• _Short exercise_
Scan the records below. List lines holding "computer".

##############################

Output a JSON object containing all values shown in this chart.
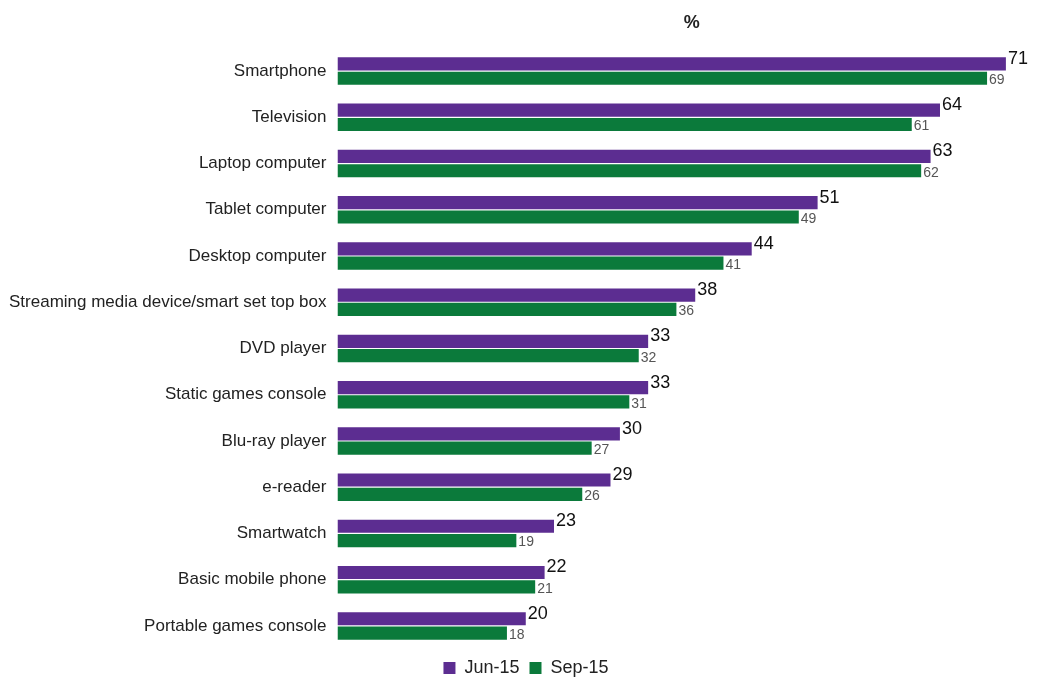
{
  "chart_data": {
    "type": "bar",
    "orientation": "horizontal",
    "title": "%",
    "categories": [
      "Smartphone",
      "Television",
      "Laptop computer",
      "Tablet computer",
      "Desktop computer",
      "Streaming media device/smart set top box",
      "DVD player",
      "Static games console",
      "Blu-ray player",
      "e-reader",
      "Smartwatch",
      "Basic mobile phone",
      "Portable games console"
    ],
    "series": [
      {
        "name": "Jun-15",
        "color": "#5c2d91",
        "values": [
          71,
          64,
          63,
          51,
          44,
          38,
          33,
          33,
          30,
          29,
          23,
          22,
          20
        ]
      },
      {
        "name": "Sep-15",
        "color": "#0b7a3b",
        "values": [
          69,
          61,
          62,
          49,
          41,
          36,
          32,
          31,
          27,
          26,
          19,
          21,
          18
        ]
      }
    ],
    "data_labels": true,
    "legend": "bottom"
  }
}
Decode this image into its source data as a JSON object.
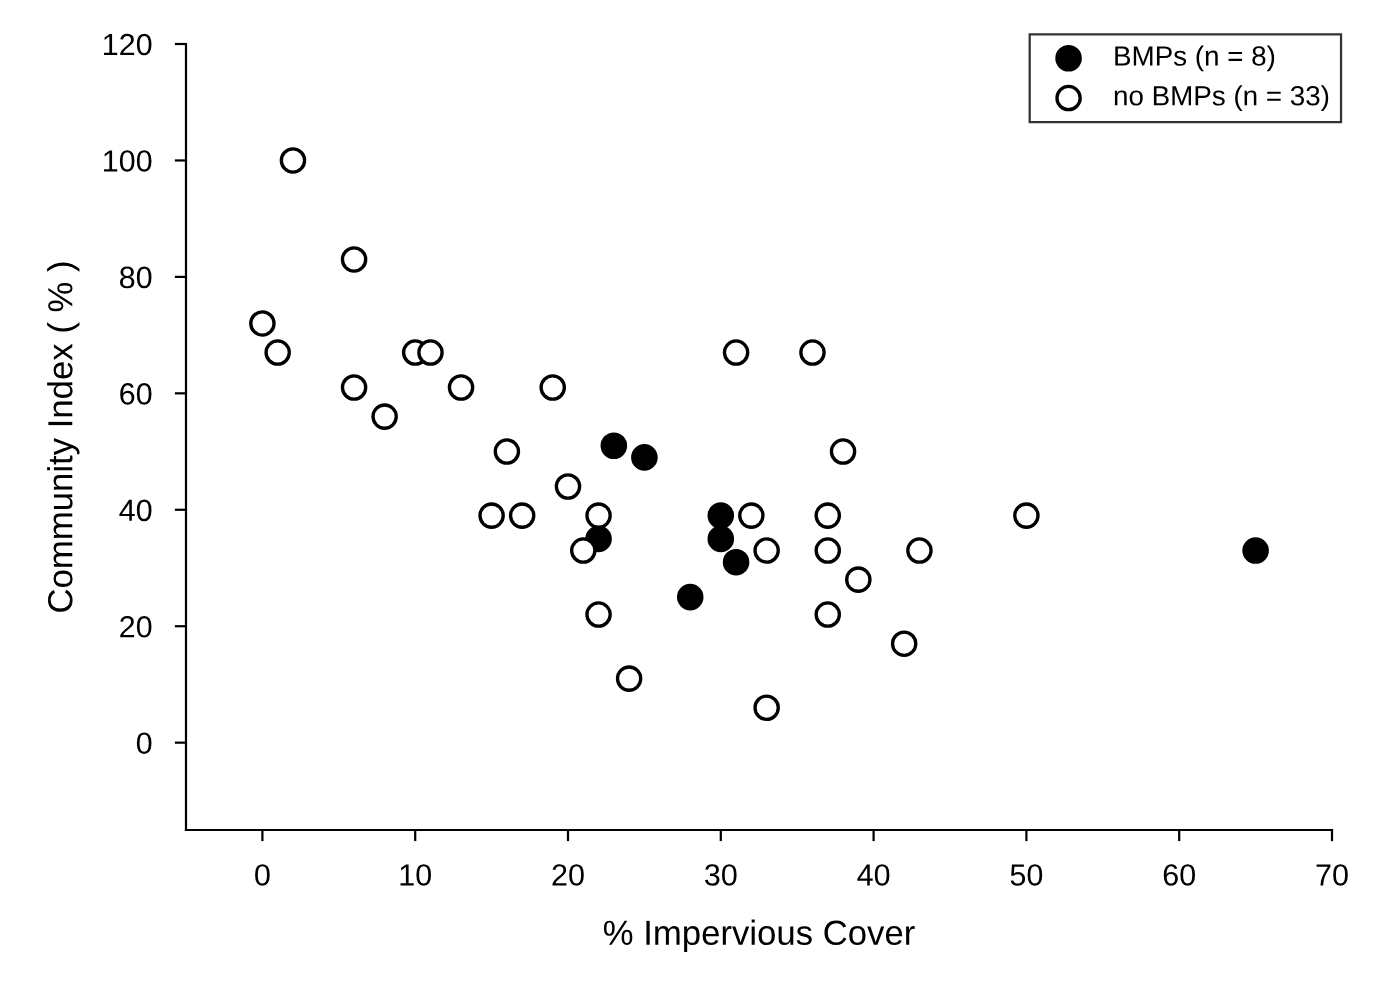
{
  "chart_data": {
    "type": "scatter",
    "xlabel": "% Impervious Cover",
    "ylabel": "Community Index ( % )",
    "xlim": [
      -5,
      70
    ],
    "xticks": [
      0,
      10,
      20,
      30,
      40,
      50,
      60,
      70
    ],
    "ylim": [
      -15,
      120
    ],
    "yticks": [
      0,
      20,
      40,
      60,
      80,
      100,
      120
    ],
    "grid": false,
    "legend": "top right",
    "marker": "circle",
    "series": [
      {
        "name": "BMPs (n = 8)",
        "color": "#000000",
        "x": [
          22,
          23,
          25,
          28,
          30,
          30,
          31,
          65
        ],
        "values": [
          35,
          51,
          49,
          25,
          39,
          35,
          31,
          33
        ]
      },
      {
        "name": "no BMPs (n = 33)",
        "color": "#ffffff",
        "x": [
          0,
          1,
          2,
          6,
          6,
          8,
          10,
          11,
          13,
          15,
          16,
          17,
          19,
          20,
          21,
          22,
          22,
          24,
          31,
          32,
          33,
          33,
          36,
          37,
          37,
          37,
          38,
          39,
          42,
          43,
          50
        ],
        "values": [
          72,
          67,
          100,
          83,
          61,
          56,
          67,
          67,
          61,
          39,
          50,
          39,
          61,
          44,
          33,
          39,
          22,
          11,
          67,
          39,
          33,
          6,
          67,
          39,
          33,
          22,
          50,
          28,
          17,
          33,
          39
        ]
      }
    ]
  }
}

##############################

• _Reply_
      "Laptop computer",
      "Tablet computer",
      "Desktop computer",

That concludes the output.